## [Raw data]
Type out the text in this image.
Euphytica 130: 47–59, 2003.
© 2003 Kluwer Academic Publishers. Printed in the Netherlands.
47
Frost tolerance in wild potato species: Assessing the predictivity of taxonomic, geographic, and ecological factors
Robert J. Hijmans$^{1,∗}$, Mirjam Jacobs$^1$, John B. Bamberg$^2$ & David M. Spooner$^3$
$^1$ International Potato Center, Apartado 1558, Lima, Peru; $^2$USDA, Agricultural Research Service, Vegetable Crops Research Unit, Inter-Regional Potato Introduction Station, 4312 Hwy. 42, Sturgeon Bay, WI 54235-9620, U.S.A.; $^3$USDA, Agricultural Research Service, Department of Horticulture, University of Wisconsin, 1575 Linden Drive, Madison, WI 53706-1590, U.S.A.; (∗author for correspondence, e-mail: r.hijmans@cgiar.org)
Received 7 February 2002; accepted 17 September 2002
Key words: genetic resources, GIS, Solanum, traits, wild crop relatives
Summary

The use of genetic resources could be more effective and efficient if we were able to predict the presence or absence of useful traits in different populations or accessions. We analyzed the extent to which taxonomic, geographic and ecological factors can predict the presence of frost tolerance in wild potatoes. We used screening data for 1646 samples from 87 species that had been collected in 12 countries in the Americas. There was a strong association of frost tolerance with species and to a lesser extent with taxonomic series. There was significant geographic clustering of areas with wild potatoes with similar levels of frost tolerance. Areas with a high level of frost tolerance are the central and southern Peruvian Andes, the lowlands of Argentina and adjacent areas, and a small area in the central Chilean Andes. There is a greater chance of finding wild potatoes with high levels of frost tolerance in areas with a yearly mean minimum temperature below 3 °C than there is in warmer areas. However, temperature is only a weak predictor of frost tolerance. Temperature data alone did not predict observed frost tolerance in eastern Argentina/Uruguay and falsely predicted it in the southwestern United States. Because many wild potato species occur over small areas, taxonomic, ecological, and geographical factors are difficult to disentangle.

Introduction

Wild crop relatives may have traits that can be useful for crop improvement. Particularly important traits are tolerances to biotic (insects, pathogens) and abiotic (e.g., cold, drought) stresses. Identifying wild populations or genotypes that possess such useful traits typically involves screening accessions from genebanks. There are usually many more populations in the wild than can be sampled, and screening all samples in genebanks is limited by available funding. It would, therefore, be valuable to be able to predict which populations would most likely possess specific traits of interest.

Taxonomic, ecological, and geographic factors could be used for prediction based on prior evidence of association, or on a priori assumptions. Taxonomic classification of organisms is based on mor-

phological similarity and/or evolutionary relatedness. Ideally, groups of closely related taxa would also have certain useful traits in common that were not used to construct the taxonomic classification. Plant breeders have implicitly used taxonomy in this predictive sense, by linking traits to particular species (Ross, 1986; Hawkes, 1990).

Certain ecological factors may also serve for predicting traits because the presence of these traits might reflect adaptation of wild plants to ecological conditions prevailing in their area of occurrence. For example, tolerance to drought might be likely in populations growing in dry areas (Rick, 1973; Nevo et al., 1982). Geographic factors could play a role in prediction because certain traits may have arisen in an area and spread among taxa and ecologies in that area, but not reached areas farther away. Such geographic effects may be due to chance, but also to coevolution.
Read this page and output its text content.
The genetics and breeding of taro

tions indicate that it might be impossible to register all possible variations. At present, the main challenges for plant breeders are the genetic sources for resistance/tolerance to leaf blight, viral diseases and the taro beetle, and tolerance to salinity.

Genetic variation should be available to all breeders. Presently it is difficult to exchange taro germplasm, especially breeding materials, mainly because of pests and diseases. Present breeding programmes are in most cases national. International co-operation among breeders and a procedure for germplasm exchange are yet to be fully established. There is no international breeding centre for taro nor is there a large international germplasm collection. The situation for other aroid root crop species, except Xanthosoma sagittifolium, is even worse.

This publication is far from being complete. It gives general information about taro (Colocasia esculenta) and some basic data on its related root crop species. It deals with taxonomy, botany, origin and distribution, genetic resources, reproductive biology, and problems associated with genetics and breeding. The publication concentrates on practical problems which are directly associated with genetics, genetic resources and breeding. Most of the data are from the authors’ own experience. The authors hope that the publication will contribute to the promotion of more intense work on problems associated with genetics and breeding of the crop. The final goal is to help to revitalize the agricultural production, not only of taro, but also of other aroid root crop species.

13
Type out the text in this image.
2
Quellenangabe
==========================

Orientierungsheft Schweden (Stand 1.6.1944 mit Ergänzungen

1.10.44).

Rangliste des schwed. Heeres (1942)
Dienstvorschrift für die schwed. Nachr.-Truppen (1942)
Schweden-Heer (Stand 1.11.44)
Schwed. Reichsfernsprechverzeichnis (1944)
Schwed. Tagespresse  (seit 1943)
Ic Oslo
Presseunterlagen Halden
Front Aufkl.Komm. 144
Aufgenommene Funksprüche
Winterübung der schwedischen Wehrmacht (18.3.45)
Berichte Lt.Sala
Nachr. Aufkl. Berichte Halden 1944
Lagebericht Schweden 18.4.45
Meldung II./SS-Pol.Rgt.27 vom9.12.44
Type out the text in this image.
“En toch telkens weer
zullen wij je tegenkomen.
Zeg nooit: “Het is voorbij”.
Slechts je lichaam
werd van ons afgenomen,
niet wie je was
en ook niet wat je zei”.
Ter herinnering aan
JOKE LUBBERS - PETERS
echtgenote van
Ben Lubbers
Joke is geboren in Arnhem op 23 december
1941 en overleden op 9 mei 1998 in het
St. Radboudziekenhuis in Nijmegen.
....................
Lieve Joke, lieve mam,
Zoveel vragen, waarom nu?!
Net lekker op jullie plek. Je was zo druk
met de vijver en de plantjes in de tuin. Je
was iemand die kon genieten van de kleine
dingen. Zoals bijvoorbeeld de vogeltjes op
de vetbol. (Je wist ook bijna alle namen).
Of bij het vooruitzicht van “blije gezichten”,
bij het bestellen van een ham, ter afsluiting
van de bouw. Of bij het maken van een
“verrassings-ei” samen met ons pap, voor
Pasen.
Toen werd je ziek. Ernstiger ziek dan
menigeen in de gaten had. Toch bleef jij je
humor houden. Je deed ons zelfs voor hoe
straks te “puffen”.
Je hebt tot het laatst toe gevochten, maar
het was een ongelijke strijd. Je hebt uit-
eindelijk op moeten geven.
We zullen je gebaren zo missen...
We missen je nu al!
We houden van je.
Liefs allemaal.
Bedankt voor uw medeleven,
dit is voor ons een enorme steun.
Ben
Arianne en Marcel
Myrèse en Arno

## [Exercise goal]
What's wanted is a faithful copy of each entry above.

## [Solution to the exercise]
Type out the text in this image.
Euphytica 130: 47–59, 2003.
© 2003 Kluwer Academic Publishers. Printed in the Netherlands.
47
Frost tolerance in wild potato species: Assessing the predictivity of taxonomic, geographic, and ecological factors
Robert J. Hijmans$^{1,∗}$, Mirjam Jacobs$^1$, John B. Bamberg$^2$ & David M. Spooner$^3$
$^1$ International Potato Center, Apartado 1558, Lima, Peru; $^2$USDA, Agricultural Research Service, Vegetable Crops Research Unit, Inter-Regional Potato Introduction Station, 4312 Hwy. 42, Sturgeon Bay, WI 54235-9620, U.S.A.; $^3$USDA, Agricultural Research Service, Department of Horticulture, University of Wisconsin, 1575 Linden Drive, Madison, WI 53706-1590, U.S.A.; (∗author for correspondence, e-mail: r.hijmans@cgiar.org)
Received 7 February 2002; accepted 17 September 2002
Key words: genetic resources, GIS, Solanum, traits, wild crop relatives
Summary

The use of genetic resources could be more effective and efficient if we were able to predict the presence or absence of useful traits in different populations or accessions. We analyzed the extent to which taxonomic, geographic and ecological factors can predict the presence of frost tolerance in wild potatoes. We used screening data for 1646 samples from 87 species that had been collected in 12 countries in the Americas. There was a strong association of frost tolerance with species and to a lesser extent with taxonomic series. There was significant geographic clustering of areas with wild potatoes with similar levels of frost tolerance. Areas with a high level of frost tolerance are the central and southern Peruvian Andes, the lowlands of Argentina and adjacent areas, and a small area in the central Chilean Andes. There is a greater chance of finding wild potatoes with high levels of frost tolerance in areas with a yearly mean minimum temperature below 3 °C than there is in warmer areas. However, temperature is only a weak predictor of frost tolerance. Temperature data alone did not predict observed frost tolerance in eastern Argentina/Uruguay and falsely predicted it in the southwestern United States. Because many wild potato species occur over small areas, taxonomic, ecological, and geographical factors are difficult to disentangle.

Introduction

Wild crop relatives may have traits that can be useful for crop improvement. Particularly important traits are tolerances to biotic (insects, pathogens) and abiotic (e.g., cold, drought) stresses. Identifying wild populations or genotypes that possess such useful traits typically involves screening accessions from genebanks. There are usually many more populations in the wild than can be sampled, and screening all samples in genebanks is limited by available funding. It would, therefore, be valuable to be able to predict which populations would most likely possess specific traits of interest.

Taxonomic, ecological, and geographic factors could be used for prediction based on prior evidence of association, or on a priori assumptions. Taxonomic classification of organisms is based on mor-

phological similarity and/or evolutionary relatedness. Ideally, groups of closely related taxa would also have certain useful traits in common that were not used to construct the taxonomic classification. Plant breeders have implicitly used taxonomy in this predictive sense, by linking traits to particular species (Ross, 1986; Hawkes, 1990).

Certain ecological factors may also serve for predicting traits because the presence of these traits might reflect adaptation of wild plants to ecological conditions prevailing in their area of occurrence. For example, tolerance to drought might be likely in populations growing in dry areas (Rick, 1973; Nevo et al., 1982). Geographic factors could play a role in prediction because certain traits may have arisen in an area and spread among taxa and ecologies in that area, but not reached areas farther away. Such geographic effects may be due to chance, but also to coevolution.
Read this page and output its text content.
The genetics and breeding of taro

tions indicate that it might be impossible to register all possible variations. At present, the main challenges for plant breeders are the genetic sources for resistance/tolerance to leaf blight, viral diseases and the taro beetle, and tolerance to salinity.

Genetic variation should be available to all breeders. Presently it is difficult to exchange taro germplasm, especially breeding materials, mainly because of pests and diseases. Present breeding programmes are in most cases national. International co-operation among breeders and a procedure for germplasm exchange are yet to be fully established. There is no international breeding centre for taro nor is there a large international germplasm collection. The situation for other aroid root crop species, except Xanthosoma sagittifolium, is even worse.

This publication is far from being complete. It gives general information about taro (Colocasia esculenta) and some basic data on its related root crop species. It deals with taxonomy, botany, origin and distribution, genetic resources, reproductive biology, and problems associated with genetics and breeding. The publication concentrates on practical problems which are directly associated with genetics, genetic resources and breeding. Most of the data are from the authors’ own experience. The authors hope that the publication will contribute to the promotion of more intense work on problems associated with genetics and breeding of the crop. The final goal is to help to revitalize the agricultural production, not only of taro, but also of other aroid root crop species.

13
Type out the text in this image.
2
Quellenangabe
==========================

Orientierungsheft Schweden (Stand 1.6.1944 mit Ergänzungen

1.10.44).

Rangliste des schwed. Heeres (1942)
Dienstvorschrift für die schwed. Nachr.-Truppen (1942)
Schweden-Heer (Stand 1.11.44)
Schwed. Reichsfernsprechverzeichnis (1944)
Schwed. Tagespresse  (seit 1943)
Ic Oslo
Presseunterlagen Halden
Front Aufkl.Komm. 144
Aufgenommene Funksprüche
Winterübung der schwedischen Wehrmacht (18.3.45)
Berichte Lt.Sala
Nachr. Aufkl. Berichte Halden 1944
Lagebericht Schweden 18.4.45
Meldung II./SS-Pol.Rgt.27 vom9.12.44
Type out the text in this image.
“En toch telkens weer
zullen wij je tegenkomen.
Zeg nooit: “Het is voorbij”.
Slechts je lichaam
werd van ons afgenomen,
niet wie je was
en ook niet wat je zei”.
Ter herinnering aan
JOKE LUBBERS - PETERS
echtgenote van
Ben Lubbers
Joke is geboren in Arnhem op 23 december
1941 en overleden op 9 mei 1998 in het
St. Radboudziekenhuis in Nijmegen.
....................
Lieve Joke, lieve mam,
Zoveel vragen, waarom nu?!
Net lekker op jullie plek. Je was zo druk
met de vijver en de plantjes in de tuin. Je
was iemand die kon genieten van de kleine
dingen. Zoals bijvoorbeeld de vogeltjes op
de vetbol. (Je wist ook bijna alle namen).
Of bij het vooruitzicht van “blije gezichten”,
bij het bestellen van een ham, ter afsluiting
van de bouw. Of bij het maken van een
“verrassings-ei” samen met ons pap, voor
Pasen.
Toen werd je ziek. Ernstiger ziek dan
menigeen in de gaten had. Toch bleef jij je
humor houden. Je deed ons zelfs voor hoe
straks te “puffen”.
Je hebt tot het laatst toe gevochten, maar
het was een ongelijke strijd. Je hebt uit-
eindelijk op moeten geven.
We zullen je gebaren zo missen...
We missen je nu al!
We houden van je.
Liefs allemaal.
Bedankt voor uw medeleven,
dit is voor ons een enorme steun.
Ben
Arianne en Marcel
Myrèse en Arno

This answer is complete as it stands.